> [STATED PROBLEM] Copy, in full, each line of the material that holds the word "计算网络增强型".

> [RECORDS FOR THE EXERCISE]
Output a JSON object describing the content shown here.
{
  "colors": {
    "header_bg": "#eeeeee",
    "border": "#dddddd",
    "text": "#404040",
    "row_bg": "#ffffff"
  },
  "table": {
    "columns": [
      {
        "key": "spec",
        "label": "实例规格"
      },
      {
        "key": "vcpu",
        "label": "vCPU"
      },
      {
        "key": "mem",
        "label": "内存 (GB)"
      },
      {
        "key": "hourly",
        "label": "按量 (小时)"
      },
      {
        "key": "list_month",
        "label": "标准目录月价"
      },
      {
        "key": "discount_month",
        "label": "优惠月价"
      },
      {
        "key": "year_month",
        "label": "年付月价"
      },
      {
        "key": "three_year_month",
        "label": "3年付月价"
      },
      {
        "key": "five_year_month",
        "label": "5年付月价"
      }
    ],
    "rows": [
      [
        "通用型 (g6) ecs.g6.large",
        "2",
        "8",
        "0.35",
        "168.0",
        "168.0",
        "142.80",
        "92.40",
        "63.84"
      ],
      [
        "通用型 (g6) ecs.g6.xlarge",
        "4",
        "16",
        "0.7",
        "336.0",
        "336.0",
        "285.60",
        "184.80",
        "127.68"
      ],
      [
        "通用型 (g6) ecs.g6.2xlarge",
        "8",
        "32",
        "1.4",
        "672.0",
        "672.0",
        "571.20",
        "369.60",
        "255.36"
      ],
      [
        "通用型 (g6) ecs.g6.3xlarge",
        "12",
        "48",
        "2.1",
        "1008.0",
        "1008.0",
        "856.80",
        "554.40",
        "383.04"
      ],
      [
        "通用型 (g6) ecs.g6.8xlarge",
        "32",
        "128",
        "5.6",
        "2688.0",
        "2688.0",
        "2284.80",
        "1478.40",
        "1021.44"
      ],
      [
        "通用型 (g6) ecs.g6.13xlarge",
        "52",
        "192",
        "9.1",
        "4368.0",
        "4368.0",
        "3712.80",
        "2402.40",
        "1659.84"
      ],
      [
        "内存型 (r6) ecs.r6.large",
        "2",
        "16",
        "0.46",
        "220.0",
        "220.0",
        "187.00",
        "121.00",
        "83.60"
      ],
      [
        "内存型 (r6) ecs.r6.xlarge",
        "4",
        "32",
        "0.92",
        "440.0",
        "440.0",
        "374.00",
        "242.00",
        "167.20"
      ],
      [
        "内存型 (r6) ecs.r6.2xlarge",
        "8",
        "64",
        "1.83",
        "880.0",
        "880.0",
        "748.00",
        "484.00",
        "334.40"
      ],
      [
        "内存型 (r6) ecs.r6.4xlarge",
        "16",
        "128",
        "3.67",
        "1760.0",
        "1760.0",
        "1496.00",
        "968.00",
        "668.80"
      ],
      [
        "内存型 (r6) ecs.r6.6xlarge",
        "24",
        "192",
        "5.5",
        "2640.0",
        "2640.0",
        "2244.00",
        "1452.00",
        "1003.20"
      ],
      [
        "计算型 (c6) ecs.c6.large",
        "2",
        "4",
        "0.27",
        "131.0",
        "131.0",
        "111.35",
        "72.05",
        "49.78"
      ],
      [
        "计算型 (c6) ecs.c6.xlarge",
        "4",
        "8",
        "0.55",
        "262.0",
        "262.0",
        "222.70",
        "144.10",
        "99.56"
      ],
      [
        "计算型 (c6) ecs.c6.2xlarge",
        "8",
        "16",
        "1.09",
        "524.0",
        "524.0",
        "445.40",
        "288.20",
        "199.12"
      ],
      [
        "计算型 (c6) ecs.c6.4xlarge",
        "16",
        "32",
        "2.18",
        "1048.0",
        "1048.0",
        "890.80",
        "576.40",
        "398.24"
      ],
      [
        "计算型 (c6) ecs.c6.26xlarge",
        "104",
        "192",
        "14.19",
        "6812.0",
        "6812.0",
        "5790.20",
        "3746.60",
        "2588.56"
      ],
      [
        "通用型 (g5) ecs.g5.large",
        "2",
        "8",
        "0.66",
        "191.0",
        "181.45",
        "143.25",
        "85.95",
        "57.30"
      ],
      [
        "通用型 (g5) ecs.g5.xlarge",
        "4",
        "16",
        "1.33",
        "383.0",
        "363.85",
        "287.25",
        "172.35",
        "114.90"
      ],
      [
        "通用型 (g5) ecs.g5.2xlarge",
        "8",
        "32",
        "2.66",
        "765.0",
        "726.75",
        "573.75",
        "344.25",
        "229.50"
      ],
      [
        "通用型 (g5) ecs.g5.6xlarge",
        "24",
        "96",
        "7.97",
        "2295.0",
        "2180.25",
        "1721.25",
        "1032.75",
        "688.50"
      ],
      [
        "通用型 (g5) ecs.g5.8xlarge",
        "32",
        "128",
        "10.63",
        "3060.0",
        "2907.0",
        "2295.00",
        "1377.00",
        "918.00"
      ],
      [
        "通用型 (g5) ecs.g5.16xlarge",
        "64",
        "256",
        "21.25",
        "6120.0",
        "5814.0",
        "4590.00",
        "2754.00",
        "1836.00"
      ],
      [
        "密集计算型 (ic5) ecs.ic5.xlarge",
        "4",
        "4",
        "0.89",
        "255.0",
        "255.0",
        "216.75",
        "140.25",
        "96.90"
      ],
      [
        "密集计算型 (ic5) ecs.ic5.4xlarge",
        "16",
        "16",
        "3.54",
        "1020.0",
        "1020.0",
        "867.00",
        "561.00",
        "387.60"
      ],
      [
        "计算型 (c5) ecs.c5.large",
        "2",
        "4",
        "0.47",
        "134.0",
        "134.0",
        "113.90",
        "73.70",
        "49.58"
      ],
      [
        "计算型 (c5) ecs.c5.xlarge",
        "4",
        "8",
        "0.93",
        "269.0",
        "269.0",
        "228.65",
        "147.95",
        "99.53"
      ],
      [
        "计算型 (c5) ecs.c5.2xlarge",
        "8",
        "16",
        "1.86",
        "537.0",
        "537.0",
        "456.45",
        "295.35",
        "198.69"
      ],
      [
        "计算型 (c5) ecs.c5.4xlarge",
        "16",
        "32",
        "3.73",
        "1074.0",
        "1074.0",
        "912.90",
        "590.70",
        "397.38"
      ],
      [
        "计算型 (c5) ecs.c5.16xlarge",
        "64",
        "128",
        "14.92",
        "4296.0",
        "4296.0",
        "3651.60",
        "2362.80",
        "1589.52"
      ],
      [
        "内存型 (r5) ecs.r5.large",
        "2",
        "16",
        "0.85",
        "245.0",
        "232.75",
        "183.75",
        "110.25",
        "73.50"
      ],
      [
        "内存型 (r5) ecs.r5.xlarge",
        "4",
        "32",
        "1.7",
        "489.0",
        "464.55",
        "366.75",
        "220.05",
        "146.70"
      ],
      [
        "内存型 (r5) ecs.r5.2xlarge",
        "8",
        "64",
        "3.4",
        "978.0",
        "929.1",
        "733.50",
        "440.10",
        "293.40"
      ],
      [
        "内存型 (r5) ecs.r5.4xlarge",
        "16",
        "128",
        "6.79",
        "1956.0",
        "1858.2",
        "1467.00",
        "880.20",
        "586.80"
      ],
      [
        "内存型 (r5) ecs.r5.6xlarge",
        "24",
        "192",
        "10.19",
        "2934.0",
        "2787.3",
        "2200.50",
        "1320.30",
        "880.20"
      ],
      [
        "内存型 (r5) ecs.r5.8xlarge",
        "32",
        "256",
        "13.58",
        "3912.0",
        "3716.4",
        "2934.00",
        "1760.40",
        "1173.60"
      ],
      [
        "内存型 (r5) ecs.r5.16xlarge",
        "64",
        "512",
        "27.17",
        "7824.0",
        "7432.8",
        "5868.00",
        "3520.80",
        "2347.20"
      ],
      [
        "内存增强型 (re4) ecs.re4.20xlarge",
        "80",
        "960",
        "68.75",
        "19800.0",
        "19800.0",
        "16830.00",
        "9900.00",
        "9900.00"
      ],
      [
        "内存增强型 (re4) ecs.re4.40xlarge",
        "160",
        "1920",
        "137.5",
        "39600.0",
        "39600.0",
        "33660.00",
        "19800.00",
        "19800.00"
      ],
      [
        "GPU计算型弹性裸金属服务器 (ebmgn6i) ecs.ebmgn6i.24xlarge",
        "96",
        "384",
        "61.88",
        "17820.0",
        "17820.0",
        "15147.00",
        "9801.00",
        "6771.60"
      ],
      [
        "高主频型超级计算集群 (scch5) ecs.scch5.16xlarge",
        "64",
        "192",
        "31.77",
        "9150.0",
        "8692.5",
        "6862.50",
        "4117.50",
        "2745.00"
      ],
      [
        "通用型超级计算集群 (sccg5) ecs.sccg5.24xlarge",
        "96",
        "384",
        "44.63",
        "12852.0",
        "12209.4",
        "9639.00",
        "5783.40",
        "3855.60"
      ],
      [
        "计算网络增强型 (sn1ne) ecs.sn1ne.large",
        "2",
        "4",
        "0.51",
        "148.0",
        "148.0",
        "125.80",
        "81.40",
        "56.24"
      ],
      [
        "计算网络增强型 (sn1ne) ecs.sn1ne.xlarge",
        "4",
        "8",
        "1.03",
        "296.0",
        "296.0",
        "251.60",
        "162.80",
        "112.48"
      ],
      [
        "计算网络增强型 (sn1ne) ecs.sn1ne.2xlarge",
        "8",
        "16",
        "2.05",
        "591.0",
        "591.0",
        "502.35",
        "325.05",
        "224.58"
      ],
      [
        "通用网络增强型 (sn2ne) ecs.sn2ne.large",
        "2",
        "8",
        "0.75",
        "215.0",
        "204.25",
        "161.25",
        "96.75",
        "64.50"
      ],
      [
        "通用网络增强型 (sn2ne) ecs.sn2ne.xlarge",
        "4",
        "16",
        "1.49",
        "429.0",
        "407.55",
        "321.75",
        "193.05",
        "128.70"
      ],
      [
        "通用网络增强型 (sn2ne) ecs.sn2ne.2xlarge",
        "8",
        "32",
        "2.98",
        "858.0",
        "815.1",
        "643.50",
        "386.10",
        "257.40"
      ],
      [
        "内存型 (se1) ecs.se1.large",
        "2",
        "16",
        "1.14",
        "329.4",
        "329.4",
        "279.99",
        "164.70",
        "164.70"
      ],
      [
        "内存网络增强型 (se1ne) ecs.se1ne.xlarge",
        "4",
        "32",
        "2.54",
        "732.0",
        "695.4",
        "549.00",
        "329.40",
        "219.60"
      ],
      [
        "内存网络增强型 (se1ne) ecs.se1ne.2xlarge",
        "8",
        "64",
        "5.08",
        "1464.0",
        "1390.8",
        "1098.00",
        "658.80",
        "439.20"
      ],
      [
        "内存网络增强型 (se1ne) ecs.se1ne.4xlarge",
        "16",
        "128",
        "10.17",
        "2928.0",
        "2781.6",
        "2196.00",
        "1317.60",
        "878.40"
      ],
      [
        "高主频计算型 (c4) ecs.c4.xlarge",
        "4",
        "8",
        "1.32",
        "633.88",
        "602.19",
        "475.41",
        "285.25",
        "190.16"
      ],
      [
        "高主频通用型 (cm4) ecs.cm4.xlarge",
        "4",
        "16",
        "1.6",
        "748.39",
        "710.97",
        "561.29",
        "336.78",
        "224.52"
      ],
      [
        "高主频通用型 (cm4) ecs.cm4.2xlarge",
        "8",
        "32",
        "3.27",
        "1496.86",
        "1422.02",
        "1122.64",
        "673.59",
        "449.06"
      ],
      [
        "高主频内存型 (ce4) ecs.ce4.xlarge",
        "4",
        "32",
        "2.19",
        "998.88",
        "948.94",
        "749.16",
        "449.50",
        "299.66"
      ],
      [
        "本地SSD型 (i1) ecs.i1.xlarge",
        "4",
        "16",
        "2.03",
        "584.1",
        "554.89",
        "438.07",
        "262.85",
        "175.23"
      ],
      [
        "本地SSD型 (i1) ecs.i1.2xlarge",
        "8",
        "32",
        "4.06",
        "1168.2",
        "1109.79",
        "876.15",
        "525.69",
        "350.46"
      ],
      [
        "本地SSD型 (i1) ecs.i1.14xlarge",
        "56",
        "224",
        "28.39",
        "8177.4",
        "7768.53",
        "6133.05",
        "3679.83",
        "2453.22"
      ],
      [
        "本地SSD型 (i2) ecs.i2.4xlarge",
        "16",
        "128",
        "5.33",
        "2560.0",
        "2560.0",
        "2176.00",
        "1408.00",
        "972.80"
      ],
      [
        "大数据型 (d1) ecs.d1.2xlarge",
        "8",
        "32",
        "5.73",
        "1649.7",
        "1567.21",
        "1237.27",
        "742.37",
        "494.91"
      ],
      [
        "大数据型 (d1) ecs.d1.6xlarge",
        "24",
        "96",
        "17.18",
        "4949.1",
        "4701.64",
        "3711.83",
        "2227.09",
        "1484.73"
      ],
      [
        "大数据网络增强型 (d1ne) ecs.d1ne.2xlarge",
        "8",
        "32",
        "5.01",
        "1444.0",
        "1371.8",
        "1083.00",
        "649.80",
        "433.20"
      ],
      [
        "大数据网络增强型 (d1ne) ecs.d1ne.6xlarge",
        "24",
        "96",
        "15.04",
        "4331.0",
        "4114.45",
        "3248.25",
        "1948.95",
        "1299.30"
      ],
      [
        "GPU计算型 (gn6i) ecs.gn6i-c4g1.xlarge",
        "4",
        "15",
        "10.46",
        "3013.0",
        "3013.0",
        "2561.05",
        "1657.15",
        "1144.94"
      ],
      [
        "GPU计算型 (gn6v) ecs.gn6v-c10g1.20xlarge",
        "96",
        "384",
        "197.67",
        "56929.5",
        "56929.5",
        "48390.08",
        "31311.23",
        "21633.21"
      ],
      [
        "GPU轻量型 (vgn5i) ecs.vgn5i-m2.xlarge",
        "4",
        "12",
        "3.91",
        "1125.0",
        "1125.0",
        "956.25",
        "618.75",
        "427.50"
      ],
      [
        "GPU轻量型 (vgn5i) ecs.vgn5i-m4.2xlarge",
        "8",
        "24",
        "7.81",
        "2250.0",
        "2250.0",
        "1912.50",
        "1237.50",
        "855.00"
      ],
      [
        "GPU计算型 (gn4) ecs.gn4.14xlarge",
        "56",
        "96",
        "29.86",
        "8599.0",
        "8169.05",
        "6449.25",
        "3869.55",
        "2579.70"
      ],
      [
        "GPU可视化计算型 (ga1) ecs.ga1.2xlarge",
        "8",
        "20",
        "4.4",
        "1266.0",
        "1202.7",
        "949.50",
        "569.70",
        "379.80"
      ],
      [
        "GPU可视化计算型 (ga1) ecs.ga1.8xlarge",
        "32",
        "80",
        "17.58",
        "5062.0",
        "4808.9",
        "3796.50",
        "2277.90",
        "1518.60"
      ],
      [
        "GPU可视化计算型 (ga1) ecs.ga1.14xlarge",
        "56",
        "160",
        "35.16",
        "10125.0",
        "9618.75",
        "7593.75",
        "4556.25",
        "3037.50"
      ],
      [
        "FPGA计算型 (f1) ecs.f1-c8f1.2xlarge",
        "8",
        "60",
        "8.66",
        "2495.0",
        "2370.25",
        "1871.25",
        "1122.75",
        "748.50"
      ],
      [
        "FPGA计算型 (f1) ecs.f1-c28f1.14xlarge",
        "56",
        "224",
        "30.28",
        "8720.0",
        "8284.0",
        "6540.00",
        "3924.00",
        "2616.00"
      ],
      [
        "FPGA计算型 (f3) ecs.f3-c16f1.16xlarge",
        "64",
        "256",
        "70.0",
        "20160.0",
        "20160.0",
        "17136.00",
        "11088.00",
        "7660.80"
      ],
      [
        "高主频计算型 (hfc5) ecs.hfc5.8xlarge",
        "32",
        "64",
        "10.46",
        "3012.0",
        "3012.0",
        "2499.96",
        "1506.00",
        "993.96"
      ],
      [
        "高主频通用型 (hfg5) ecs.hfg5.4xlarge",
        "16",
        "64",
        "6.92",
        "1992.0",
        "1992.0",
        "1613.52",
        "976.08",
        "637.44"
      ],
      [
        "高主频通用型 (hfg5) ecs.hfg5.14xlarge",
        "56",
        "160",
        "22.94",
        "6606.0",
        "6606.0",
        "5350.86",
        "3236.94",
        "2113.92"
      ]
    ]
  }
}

> [RESPONSE TO THE TASK]
        "计算网络增强型 (sn1ne) ecs.sn1ne.large",
        "计算网络增强型 (sn1ne) ecs.sn1ne.xlarge",
        "计算网络增强型 (sn1ne) ecs.sn1ne.2xlarge",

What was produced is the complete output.